# [WHAT YOU ARE ASKED TO DO]
Every line that includes the word "image" is to be listed.

Start of PROVIDED DATA

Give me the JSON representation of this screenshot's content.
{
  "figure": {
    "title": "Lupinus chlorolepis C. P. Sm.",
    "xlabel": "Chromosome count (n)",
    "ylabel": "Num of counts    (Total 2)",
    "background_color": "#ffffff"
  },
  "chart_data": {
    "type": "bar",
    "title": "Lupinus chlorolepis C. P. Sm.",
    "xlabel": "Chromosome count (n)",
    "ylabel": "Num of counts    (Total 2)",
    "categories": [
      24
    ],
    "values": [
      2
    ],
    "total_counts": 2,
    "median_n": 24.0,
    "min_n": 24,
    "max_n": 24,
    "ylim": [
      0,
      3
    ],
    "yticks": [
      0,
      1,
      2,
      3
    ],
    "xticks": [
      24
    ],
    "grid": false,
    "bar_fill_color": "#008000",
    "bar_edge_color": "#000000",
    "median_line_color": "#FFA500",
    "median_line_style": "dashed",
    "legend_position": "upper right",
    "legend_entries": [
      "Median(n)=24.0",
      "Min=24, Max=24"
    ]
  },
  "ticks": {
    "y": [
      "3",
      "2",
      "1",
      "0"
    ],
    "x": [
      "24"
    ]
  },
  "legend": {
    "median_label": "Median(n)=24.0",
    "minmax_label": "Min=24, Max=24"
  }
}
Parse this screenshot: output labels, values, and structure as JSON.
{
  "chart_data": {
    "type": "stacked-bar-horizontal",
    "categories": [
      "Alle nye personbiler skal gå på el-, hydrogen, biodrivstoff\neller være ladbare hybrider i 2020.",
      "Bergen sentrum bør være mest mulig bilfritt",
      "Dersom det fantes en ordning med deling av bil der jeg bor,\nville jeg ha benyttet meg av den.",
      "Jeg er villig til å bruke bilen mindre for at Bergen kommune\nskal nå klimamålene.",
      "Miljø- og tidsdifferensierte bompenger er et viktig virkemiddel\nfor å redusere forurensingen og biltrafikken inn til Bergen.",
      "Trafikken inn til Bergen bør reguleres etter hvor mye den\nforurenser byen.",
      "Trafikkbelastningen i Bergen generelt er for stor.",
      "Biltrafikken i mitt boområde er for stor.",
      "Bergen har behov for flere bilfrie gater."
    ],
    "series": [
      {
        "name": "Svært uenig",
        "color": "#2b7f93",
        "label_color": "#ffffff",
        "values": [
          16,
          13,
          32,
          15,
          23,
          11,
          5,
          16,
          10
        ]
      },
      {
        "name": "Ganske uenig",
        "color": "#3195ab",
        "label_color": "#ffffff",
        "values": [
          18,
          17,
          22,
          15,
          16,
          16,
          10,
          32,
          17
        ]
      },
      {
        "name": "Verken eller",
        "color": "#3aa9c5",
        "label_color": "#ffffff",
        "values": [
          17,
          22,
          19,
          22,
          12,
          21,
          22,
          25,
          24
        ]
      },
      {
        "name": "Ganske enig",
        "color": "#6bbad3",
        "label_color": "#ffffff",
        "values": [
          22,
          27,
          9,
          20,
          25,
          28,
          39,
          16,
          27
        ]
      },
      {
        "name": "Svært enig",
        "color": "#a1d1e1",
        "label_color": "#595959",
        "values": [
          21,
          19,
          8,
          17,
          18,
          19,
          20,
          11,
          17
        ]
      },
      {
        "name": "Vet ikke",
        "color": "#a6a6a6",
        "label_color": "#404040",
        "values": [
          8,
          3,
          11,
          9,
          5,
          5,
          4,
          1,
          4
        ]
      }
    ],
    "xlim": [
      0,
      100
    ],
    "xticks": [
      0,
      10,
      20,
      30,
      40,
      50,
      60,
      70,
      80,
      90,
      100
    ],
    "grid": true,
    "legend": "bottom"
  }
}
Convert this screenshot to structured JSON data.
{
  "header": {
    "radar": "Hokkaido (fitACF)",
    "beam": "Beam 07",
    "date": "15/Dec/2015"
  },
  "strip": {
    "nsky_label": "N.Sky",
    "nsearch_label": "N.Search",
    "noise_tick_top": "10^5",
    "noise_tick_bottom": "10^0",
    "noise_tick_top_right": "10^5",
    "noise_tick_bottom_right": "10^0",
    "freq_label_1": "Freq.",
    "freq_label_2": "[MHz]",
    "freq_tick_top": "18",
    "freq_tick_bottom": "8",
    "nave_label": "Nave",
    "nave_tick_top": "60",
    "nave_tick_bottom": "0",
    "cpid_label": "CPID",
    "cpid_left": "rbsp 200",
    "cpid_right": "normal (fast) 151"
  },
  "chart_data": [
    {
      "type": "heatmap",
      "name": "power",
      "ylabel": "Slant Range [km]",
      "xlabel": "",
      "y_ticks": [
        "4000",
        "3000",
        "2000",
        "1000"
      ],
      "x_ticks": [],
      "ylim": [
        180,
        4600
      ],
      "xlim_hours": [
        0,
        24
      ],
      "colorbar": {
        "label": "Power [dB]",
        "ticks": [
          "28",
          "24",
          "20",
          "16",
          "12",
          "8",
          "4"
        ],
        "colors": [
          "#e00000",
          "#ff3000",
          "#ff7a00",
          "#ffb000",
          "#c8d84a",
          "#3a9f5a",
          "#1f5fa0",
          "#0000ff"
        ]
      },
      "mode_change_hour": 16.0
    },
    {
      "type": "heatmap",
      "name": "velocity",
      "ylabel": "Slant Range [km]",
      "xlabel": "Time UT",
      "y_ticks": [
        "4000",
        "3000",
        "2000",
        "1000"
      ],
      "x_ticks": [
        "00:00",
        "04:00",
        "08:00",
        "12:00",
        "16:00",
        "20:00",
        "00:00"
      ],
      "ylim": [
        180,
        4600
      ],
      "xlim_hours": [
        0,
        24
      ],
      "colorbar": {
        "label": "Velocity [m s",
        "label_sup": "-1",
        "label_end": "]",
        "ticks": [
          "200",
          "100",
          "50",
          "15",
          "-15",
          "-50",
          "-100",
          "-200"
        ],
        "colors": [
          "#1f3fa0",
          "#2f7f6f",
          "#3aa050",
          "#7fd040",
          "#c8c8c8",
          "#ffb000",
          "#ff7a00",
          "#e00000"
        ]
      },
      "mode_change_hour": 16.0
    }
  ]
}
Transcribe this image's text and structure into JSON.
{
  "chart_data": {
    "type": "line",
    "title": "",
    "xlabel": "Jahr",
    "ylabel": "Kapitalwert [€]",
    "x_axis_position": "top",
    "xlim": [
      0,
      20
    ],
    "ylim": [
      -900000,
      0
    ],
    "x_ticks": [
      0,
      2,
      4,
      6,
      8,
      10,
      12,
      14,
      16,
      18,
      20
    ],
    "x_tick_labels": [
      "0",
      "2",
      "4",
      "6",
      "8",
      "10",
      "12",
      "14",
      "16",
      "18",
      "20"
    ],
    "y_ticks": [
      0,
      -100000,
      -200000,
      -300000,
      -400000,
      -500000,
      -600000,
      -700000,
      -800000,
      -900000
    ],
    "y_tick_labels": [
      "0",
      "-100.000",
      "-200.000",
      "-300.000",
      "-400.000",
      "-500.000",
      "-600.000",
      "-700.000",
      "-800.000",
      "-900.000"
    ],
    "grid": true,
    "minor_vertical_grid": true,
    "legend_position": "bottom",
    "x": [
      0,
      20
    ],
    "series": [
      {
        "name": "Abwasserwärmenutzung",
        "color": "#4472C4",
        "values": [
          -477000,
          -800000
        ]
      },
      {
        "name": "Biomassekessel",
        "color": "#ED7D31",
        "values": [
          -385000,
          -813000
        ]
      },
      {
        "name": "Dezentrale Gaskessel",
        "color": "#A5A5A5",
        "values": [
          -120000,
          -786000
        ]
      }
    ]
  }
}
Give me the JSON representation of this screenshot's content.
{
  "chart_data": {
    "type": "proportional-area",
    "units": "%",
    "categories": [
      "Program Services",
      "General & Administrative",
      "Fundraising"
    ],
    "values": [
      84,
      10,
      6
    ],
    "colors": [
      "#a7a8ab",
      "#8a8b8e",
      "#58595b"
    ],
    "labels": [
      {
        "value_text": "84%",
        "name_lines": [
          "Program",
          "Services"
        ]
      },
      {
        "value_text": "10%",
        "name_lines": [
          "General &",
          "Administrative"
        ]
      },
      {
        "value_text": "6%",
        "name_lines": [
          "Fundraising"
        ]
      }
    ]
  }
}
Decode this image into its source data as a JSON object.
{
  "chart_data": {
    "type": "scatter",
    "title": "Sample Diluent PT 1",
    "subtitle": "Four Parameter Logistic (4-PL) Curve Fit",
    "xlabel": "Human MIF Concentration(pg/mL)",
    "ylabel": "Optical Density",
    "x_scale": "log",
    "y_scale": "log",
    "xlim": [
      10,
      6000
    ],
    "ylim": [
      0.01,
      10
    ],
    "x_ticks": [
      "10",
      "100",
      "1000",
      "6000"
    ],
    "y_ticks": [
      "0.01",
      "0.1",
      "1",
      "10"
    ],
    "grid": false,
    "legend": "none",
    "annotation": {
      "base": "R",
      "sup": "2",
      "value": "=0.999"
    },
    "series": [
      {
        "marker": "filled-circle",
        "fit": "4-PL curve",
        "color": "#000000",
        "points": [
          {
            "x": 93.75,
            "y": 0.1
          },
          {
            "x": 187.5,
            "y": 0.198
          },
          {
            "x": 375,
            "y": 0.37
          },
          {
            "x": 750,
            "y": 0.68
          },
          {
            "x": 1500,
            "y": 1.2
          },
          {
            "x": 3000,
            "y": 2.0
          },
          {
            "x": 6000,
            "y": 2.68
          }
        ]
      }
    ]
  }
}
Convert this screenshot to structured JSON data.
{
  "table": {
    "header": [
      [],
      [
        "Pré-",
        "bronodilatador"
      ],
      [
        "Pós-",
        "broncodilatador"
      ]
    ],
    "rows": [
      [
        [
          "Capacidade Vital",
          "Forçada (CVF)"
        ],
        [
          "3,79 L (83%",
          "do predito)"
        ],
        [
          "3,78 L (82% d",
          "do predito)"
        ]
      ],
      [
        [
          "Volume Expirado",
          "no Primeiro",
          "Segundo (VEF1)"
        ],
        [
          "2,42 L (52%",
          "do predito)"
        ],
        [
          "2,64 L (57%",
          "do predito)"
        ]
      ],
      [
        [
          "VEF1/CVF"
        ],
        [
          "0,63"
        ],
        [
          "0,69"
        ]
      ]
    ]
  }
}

End of PROVIDED DATA

# [RESULT OF THIS EXERCISE]
Transcribe this image's text and structure into JSON.
Decode this image into its source data as a JSON object.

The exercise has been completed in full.